#### Dataset content:
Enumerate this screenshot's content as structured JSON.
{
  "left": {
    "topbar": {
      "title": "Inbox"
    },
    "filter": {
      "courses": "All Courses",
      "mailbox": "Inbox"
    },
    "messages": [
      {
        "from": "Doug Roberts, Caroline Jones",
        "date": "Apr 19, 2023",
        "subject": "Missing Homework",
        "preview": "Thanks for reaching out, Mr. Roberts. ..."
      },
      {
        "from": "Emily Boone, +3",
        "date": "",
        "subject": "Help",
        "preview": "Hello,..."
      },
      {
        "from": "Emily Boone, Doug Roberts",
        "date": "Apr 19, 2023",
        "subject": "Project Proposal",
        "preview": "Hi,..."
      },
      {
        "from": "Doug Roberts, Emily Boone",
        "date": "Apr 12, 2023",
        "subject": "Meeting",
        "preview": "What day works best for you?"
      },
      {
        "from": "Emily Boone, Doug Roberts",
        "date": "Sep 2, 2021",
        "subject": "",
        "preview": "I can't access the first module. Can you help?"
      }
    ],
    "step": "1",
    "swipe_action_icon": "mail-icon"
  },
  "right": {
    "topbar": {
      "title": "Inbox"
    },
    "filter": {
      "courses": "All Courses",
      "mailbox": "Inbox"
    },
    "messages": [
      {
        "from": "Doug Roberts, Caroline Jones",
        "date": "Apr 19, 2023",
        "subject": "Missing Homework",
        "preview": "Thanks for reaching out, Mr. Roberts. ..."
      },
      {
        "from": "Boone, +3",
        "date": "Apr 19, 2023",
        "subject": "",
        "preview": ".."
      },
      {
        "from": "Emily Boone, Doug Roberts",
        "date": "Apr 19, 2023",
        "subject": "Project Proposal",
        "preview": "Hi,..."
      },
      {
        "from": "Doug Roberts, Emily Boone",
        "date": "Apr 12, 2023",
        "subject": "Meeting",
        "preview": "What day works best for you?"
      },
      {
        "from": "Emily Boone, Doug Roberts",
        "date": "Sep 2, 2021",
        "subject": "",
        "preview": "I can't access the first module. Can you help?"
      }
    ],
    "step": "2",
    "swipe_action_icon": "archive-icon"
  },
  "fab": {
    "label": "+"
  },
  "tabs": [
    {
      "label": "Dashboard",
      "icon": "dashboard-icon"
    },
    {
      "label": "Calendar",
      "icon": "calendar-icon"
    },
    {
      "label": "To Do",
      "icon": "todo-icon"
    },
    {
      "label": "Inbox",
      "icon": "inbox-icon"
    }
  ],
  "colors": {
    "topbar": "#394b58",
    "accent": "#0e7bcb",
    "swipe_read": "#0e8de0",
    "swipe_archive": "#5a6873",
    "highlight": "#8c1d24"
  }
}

#### Task statement:
In the entries above, how many lines contain the word "label"? Answer with the number only.

#### Response below:
5